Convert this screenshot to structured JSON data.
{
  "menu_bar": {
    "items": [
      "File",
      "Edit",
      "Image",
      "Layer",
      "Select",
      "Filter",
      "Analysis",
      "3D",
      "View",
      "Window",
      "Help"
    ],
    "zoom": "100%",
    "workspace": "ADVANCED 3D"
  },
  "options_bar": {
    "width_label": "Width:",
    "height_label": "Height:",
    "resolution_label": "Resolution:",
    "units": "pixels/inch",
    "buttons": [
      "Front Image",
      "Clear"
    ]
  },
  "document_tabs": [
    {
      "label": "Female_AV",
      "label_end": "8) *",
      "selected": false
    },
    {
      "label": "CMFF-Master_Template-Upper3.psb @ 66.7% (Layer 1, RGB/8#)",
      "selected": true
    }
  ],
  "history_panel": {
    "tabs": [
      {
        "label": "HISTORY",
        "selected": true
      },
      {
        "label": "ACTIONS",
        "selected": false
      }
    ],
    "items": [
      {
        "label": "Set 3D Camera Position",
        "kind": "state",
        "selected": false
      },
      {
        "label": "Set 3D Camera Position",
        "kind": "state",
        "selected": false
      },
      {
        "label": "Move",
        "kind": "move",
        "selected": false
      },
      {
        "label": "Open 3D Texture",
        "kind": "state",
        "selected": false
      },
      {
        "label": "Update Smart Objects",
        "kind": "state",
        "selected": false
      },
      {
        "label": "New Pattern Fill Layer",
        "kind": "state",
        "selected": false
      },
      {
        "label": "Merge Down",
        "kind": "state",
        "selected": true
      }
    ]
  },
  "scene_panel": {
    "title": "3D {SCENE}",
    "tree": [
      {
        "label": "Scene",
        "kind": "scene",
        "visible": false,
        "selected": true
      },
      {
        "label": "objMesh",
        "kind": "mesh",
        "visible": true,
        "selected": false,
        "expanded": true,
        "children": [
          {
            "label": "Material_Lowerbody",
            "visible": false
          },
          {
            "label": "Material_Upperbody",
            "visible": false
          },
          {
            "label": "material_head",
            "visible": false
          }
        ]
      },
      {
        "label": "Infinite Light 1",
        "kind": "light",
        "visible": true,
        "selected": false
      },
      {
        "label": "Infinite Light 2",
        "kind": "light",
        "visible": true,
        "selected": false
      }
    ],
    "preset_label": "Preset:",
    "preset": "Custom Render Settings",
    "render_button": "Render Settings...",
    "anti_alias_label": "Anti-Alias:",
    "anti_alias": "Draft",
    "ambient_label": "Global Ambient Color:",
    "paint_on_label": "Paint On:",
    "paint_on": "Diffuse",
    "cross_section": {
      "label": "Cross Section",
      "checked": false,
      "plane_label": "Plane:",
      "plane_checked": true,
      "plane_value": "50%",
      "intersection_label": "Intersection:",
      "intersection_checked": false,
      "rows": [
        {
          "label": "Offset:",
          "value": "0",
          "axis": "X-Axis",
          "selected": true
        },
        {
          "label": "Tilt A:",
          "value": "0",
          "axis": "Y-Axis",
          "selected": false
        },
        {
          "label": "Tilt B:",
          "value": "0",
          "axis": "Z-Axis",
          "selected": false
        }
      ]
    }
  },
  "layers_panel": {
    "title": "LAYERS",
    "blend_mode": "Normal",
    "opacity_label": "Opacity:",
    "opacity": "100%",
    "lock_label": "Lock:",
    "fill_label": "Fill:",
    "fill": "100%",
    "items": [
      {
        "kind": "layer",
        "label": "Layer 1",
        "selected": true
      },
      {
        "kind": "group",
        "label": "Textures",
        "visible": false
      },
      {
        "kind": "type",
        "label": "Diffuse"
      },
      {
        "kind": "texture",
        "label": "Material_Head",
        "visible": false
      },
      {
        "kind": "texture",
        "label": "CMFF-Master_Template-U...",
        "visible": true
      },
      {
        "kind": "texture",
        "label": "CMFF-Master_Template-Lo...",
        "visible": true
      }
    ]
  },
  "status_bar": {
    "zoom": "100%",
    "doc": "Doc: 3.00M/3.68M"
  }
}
===
Goal of the exercise => Output all of the data again, exactly.

Final result =>
Convert this screenshot to structured JSON data.
{
  "menu_bar": {
    "items": [
      "File",
      "Edit",
      "Image",
      "Layer",
      "Select",
      "Filter",
      "Analysis",
      "3D",
      "View",
      "Window",
      "Help"
    ],
    "zoom": "100%",
    "workspace": "ADVANCED 3D"
  },
  "options_bar": {
    "width_label": "Width:",
    "height_label": "Height:",
    "resolution_label": "Resolution:",
    "units": "pixels/inch",
    "buttons": [
      "Front Image",
      "Clear"
    ]
  },
  "document_tabs": [
    {
      "label": "Female_AV",
      "label_end": "8) *",
      "selected": false
    },
    {
      "label": "CMFF-Master_Template-Upper3.psb @ 66.7% (Layer 1, RGB/8#)",
      "selected": true
    }
  ],
  "history_panel": {
    "tabs": [
      {
        "label": "HISTORY",
        "selected": true
      },
      {
        "label": "ACTIONS",
        "selected": false
      }
    ],
    "items": [
      {
        "label": "Set 3D Camera Position",
        "kind": "state",
        "selected": false
      },
      {
        "label": "Set 3D Camera Position",
        "kind": "state",
        "selected": false
      },
      {
        "label": "Move",
        "kind": "move",
        "selected": false
      },
      {
        "label": "Open 3D Texture",
        "kind": "state",
        "selected": false
      },
      {
        "label": "Update Smart Objects",
        "kind": "state",
        "selected": false
      },
      {
        "label": "New Pattern Fill Layer",
        "kind": "state",
        "selected": false
      },
      {
        "label": "Merge Down",
        "kind": "state",
        "selected": true
      }
    ]
  },
  "scene_panel": {
    "title": "3D {SCENE}",
    "tree": [
      {
        "label": "Scene",
        "kind": "scene",
        "visible": false,
        "selected": true
      },
      {
        "label": "objMesh",
        "kind": "mesh",
        "visible": true,
        "selected": false,
        "expanded": true,
        "children": [
          {
            "label": "Material_Lowerbody",
            "visible": false
          },
          {
            "label": "Material_Upperbody",
            "visible": false
          },
          {
            "label": "material_head",
            "visible": false
          }
        ]
      },
      {
        "label": "Infinite Light 1",
        "kind": "light",
        "visible": true,
        "selected": false
      },
      {
        "label": "Infinite Light 2",
        "kind": "light",
        "visible": true,
        "selected": false
      }
    ],
    "preset_label": "Preset:",
    "preset": "Custom Render Settings",
    "render_button": "Render Settings...",
    "anti_alias_label": "Anti-Alias:",
    "anti_alias": "Draft",
    "ambient_label": "Global Ambient Color:",
    "paint_on_label": "Paint On:",
    "paint_on": "Diffuse",
    "cross_section": {
      "label": "Cross Section",
      "checked": false,
      "plane_label": "Plane:",
      "plane_checked": true,
      "plane_value": "50%",
      "intersection_label": "Intersection:",
      "intersection_checked": false,
      "rows": [
        {
          "label": "Offset:",
          "value": "0",
          "axis": "X-Axis",
          "selected": true
        },
        {
          "label": "Tilt A:",
          "value": "0",
          "axis": "Y-Axis",
          "selected": false
        },
        {
          "label": "Tilt B:",
          "value": "0",
          "axis": "Z-Axis",
          "selected": false
        }
      ]
    }
  },
  "layers_panel": {
    "title": "LAYERS",
    "blend_mode": "Normal",
    "opacity_label": "Opacity:",
    "opacity": "100%",
    "lock_label": "Lock:",
    "fill_label": "Fill:",
    "fill": "100%",
    "items": [
      {
        "kind": "layer",
        "label": "Layer 1",
        "selected": true
      },
      {
        "kind": "group",
        "label": "Textures",
        "visible": false
      },
      {
        "kind": "type",
        "label": "Diffuse"
      },
      {
        "kind": "texture",
        "label": "Material_Head",
        "visible": false
      },
      {
        "kind": "texture",
        "label": "CMFF-Master_Template-U...",
        "visible": true
      },
      {
        "kind": "texture",
        "label": "CMFF-Master_Template-Lo...",
        "visible": true
      }
    ]
  },
  "status_bar": {
    "zoom": "100%",
    "doc": "Doc: 3.00M/3.68M"
  }
}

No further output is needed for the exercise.